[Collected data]
───
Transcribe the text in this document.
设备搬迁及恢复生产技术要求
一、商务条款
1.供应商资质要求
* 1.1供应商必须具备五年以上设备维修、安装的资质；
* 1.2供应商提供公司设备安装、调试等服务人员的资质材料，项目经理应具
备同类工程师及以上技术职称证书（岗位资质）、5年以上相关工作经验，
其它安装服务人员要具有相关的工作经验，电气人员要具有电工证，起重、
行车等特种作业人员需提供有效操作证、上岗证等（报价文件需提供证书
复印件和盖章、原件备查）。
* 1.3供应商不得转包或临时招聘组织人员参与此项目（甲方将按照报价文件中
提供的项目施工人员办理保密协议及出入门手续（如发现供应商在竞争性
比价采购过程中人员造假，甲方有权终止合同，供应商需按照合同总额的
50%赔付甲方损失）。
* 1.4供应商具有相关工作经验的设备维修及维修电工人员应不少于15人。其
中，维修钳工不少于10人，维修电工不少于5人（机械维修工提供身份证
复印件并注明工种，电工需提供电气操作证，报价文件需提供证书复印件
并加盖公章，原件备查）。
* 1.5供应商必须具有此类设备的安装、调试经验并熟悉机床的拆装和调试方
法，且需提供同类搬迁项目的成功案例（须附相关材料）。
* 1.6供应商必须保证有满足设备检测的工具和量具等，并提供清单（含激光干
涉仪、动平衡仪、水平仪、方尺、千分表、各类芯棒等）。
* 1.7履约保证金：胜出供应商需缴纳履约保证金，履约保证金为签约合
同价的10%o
───
▸ **Brief**
Please reproduce each record precisely as written.

▸ **The completed task**
Transcribe the text in this document.
设备搬迁及恢复生产技术要求
一、商务条款
1.供应商资质要求
* 1.1供应商必须具备五年以上设备维修、安装的资质；
* 1.2供应商提供公司设备安装、调试等服务人员的资质材料，项目经理应具
备同类工程师及以上技术职称证书（岗位资质）、5年以上相关工作经验，
其它安装服务人员要具有相关的工作经验，电气人员要具有电工证，起重、
行车等特种作业人员需提供有效操作证、上岗证等（报价文件需提供证书
复印件和盖章、原件备查）。
* 1.3供应商不得转包或临时招聘组织人员参与此项目（甲方将按照报价文件中
提供的项目施工人员办理保密协议及出入门手续（如发现供应商在竞争性
比价采购过程中人员造假，甲方有权终止合同，供应商需按照合同总额的
50%赔付甲方损失）。
* 1.4供应商具有相关工作经验的设备维修及维修电工人员应不少于15人。其
中，维修钳工不少于10人，维修电工不少于5人（机械维修工提供身份证
复印件并注明工种，电工需提供电气操作证，报价文件需提供证书复印件
并加盖公章，原件备查）。
* 1.5供应商必须具有此类设备的安装、调试经验并熟悉机床的拆装和调试方
法，且需提供同类搬迁项目的成功案例（须附相关材料）。
* 1.6供应商必须保证有满足设备检测的工具和量具等，并提供清单（含激光干
涉仪、动平衡仪、水平仪、方尺、千分表、各类芯棒等）。
* 1.7履约保证金：胜出供应商需缴纳履约保证金，履约保证金为签约合
同价的10%o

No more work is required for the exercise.